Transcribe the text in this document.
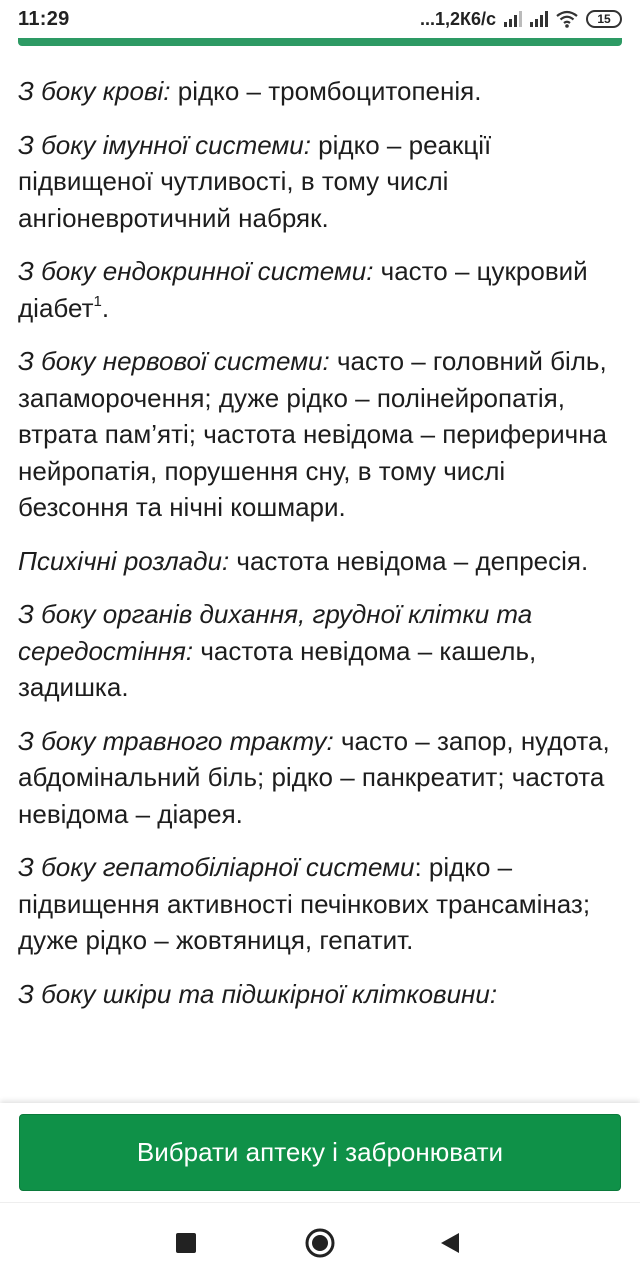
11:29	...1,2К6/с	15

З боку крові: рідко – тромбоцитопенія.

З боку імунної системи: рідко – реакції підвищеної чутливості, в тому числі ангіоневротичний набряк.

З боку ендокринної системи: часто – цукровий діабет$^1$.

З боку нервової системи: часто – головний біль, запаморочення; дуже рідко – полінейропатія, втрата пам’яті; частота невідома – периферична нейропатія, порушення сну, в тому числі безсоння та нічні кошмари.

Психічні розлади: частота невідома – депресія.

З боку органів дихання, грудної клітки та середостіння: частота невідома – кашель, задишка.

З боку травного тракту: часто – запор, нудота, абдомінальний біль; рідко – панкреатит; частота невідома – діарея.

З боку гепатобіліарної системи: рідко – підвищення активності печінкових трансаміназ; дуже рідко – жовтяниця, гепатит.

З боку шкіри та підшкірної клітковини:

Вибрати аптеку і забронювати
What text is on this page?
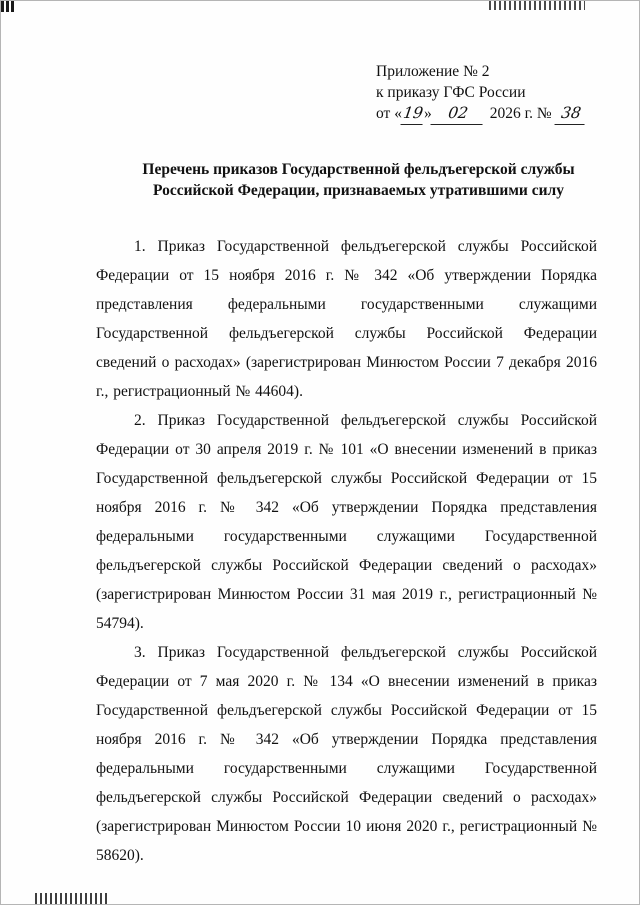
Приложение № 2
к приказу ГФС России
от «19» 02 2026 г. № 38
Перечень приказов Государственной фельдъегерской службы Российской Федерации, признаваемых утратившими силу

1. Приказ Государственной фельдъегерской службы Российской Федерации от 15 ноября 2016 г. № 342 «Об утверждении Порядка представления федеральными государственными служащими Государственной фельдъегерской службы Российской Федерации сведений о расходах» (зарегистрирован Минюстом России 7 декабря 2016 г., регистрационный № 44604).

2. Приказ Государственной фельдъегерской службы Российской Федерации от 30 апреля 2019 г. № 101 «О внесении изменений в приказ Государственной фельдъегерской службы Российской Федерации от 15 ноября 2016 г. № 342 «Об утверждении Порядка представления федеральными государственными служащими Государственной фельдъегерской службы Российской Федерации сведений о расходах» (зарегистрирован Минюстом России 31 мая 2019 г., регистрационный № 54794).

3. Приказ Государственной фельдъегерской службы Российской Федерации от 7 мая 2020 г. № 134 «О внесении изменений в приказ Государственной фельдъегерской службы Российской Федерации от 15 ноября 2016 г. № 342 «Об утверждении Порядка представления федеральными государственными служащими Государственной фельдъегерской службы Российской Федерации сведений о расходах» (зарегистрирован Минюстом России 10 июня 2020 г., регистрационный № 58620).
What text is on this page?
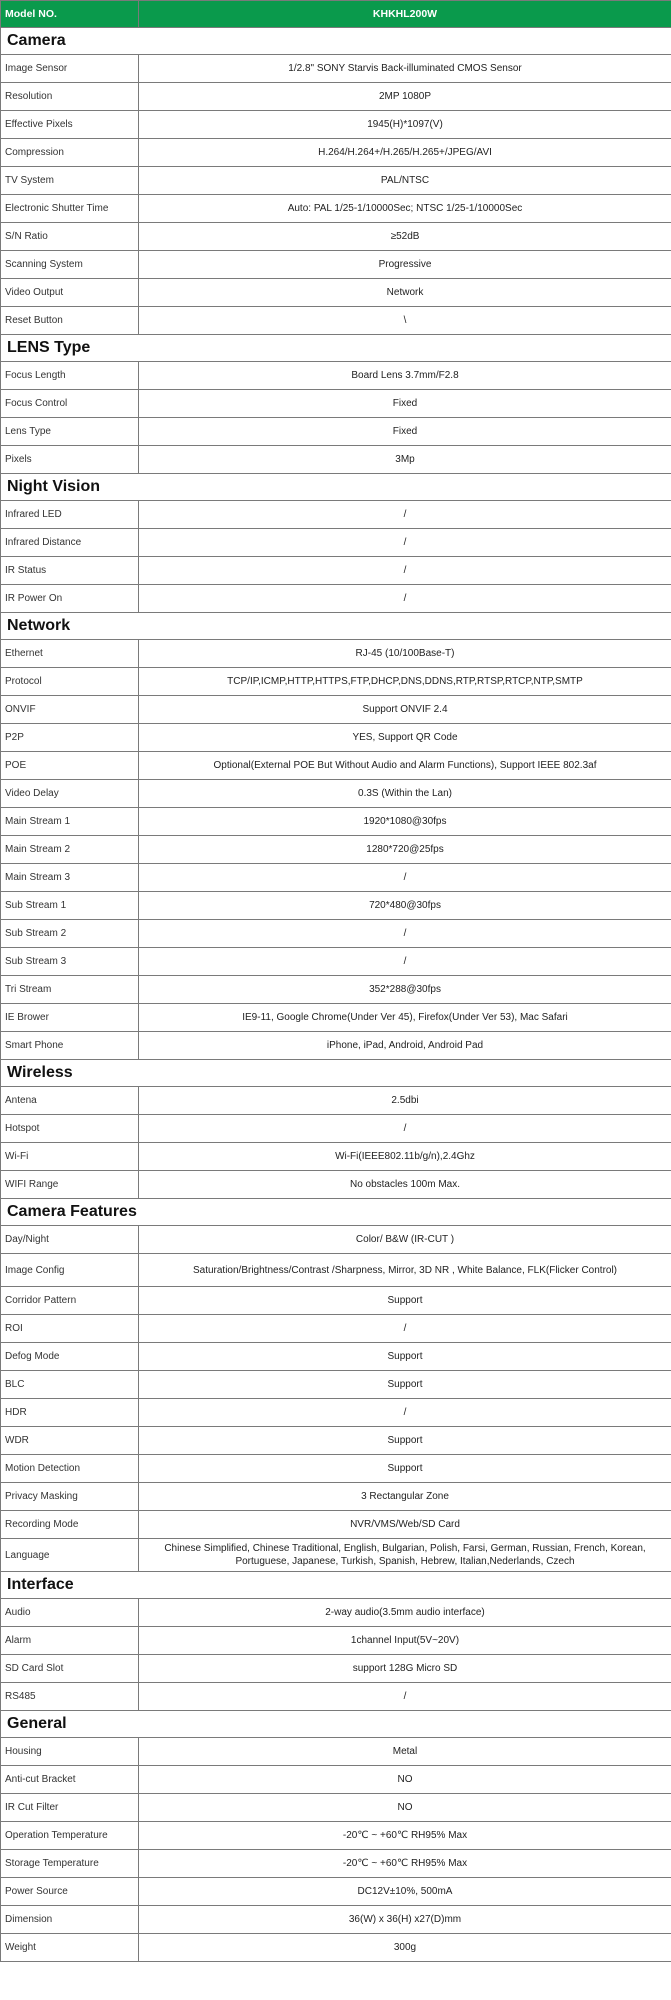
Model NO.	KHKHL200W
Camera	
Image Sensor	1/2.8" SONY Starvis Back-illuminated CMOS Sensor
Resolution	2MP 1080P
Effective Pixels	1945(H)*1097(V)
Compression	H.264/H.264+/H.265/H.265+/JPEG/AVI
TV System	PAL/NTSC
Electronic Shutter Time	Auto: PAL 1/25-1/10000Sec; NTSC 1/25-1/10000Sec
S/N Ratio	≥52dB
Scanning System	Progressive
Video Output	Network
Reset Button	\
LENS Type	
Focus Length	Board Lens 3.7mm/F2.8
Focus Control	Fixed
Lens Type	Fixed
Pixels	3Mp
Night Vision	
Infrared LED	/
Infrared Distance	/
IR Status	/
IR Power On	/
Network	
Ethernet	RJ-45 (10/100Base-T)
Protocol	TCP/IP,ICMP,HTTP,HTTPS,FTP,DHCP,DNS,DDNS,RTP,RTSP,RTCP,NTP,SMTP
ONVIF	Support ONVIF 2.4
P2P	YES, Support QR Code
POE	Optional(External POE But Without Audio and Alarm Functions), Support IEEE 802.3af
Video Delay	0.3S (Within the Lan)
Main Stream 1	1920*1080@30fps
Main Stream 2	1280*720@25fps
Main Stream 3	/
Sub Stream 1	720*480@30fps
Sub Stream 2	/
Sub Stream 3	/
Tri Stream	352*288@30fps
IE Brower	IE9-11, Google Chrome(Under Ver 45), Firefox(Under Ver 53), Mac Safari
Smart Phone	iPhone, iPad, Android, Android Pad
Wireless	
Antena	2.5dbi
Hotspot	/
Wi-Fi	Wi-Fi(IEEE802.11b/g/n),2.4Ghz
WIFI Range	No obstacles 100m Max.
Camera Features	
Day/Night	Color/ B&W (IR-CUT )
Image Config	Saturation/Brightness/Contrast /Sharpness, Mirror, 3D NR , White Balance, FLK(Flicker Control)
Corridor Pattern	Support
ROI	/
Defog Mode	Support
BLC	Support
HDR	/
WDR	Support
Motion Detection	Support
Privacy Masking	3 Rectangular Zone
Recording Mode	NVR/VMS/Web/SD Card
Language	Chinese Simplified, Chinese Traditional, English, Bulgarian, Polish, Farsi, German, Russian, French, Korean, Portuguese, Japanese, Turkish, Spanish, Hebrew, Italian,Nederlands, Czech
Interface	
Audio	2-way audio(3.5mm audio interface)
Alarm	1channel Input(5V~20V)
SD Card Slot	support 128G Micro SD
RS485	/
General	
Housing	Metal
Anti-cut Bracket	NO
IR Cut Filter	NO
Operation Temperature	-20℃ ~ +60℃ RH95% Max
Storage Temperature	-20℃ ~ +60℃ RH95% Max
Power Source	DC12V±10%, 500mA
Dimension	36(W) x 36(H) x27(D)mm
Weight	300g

# Exercise details:
Write the listing out a second time exactly, dropping all images.

# Worked answer:
Transcribe the text in this document.
11:29	...1,2К6/с	15

З боку крові: рідко – тромбоцитопенія.

З боку імунної системи: рідко – реакції підвищеної чутливості, в тому числі ангіоневротичний набряк.

З боку ендокринної системи: часто – цукровий діабет$^1$.

З боку нервової системи: часто – головний біль, запаморочення; дуже рідко – полінейропатія, втрата пам’яті; частота невідома – периферична нейропатія, порушення сну, в тому числі безсоння та нічні кошмари.

Психічні розлади: частота невідома – депресія.

З боку органів дихання, грудної клітки та середостіння: частота невідома – кашель, задишка.

З боку травного тракту: часто – запор, нудота, абдомінальний біль; рідко – панкреатит; частота невідома – діарея.

З боку гепатобіліарної системи: рідко – підвищення активності печінкових трансаміназ; дуже рідко – жовтяниця, гепатит.

З боку шкіри та підшкірної клітковини:

Вибрати аптеку і забронювати
What text is on this page?
Приложение № 2
к приказу ГФС России
от «19» 02 2026 г. № 38
Перечень приказов Государственной фельдъегерской службы Российской Федерации, признаваемых утратившими силу

1. Приказ Государственной фельдъегерской службы Российской Федерации от 15 ноября 2016 г. № 342 «Об утверждении Порядка представления федеральными государственными служащими Государственной фельдъегерской службы Российской Федерации сведений о расходах» (зарегистрирован Минюстом России 7 декабря 2016 г., регистрационный № 44604).

2. Приказ Государственной фельдъегерской службы Российской Федерации от 30 апреля 2019 г. № 101 «О внесении изменений в приказ Государственной фельдъегерской службы Российской Федерации от 15 ноября 2016 г. № 342 «Об утверждении Порядка представления федеральными государственными служащими Государственной фельдъегерской службы Российской Федерации сведений о расходах» (зарегистрирован Минюстом России 31 мая 2019 г., регистрационный № 54794).

3. Приказ Государственной фельдъегерской службы Российской Федерации от 7 мая 2020 г. № 134 «О внесении изменений в приказ Государственной фельдъегерской службы Российской Федерации от 15 ноября 2016 г. № 342 «Об утверждении Порядка представления федеральными государственными служащими Государственной фельдъегерской службы Российской Федерации сведений о расходах» (зарегистрирован Минюстом России 10 июня 2020 г., регистрационный № 58620).
What text is on this page?
Model NO.	KHKHL200W
Camera	
Image Sensor	1/2.8" SONY Starvis Back-illuminated CMOS Sensor
Resolution	2MP 1080P
Effective Pixels	1945(H)*1097(V)
Compression	H.264/H.264+/H.265/H.265+/JPEG/AVI
TV System	PAL/NTSC
Electronic Shutter Time	Auto: PAL 1/25-1/10000Sec; NTSC 1/25-1/10000Sec
S/N Ratio	≥52dB
Scanning System	Progressive
Video Output	Network
Reset Button	\
LENS Type	
Focus Length	Board Lens 3.7mm/F2.8
Focus Control	Fixed
Lens Type	Fixed
Pixels	3Mp
Night Vision	
Infrared LED	/
Infrared Distance	/
IR Status	/
IR Power On	/
Network	
Ethernet	RJ-45 (10/100Base-T)
Protocol	TCP/IP,ICMP,HTTP,HTTPS,FTP,DHCP,DNS,DDNS,RTP,RTSP,RTCP,NTP,SMTP
ONVIF	Support ONVIF 2.4
P2P	YES, Support QR Code
POE	Optional(External POE But Without Audio and Alarm Functions), Support IEEE 802.3af
Video Delay	0.3S (Within the Lan)
Main Stream 1	1920*1080@30fps
Main Stream 2	1280*720@25fps
Main Stream 3	/
Sub Stream 1	720*480@30fps
Sub Stream 2	/
Sub Stream 3	/
Tri Stream	352*288@30fps
IE Brower	IE9-11, Google Chrome(Under Ver 45), Firefox(Under Ver 53), Mac Safari
Smart Phone	iPhone, iPad, Android, Android Pad
Wireless	
Antena	2.5dbi
Hotspot	/
Wi-Fi	Wi-Fi(IEEE802.11b/g/n),2.4Ghz
WIFI Range	No obstacles 100m Max.
Camera Features	
Day/Night	Color/ B&W (IR-CUT )
Image Config	Saturation/Brightness/Contrast /Sharpness, Mirror, 3D NR , White Balance, FLK(Flicker Control)
Corridor Pattern	Support
ROI	/
Defog Mode	Support
BLC	Support
HDR	/
WDR	Support
Motion Detection	Support
Privacy Masking	3 Rectangular Zone
Recording Mode	NVR/VMS/Web/SD Card
Language	Chinese Simplified, Chinese Traditional, English, Bulgarian, Polish, Farsi, German, Russian, French, Korean, Portuguese, Japanese, Turkish, Spanish, Hebrew, Italian,Nederlands, Czech
Interface	
Audio	2-way audio(3.5mm audio interface)
Alarm	1channel Input(5V~20V)
SD Card Slot	support 128G Micro SD
RS485	/
General	
Housing	Metal
Anti-cut Bracket	NO
IR Cut Filter	NO
Operation Temperature	-20℃ ~ +60℃ RH95% Max
Storage Temperature	-20℃ ~ +60℃ RH95% Max
Power Source	DC12V±10%, 500mA
Dimension	36(W) x 36(H) x27(D)mm
Weight	300g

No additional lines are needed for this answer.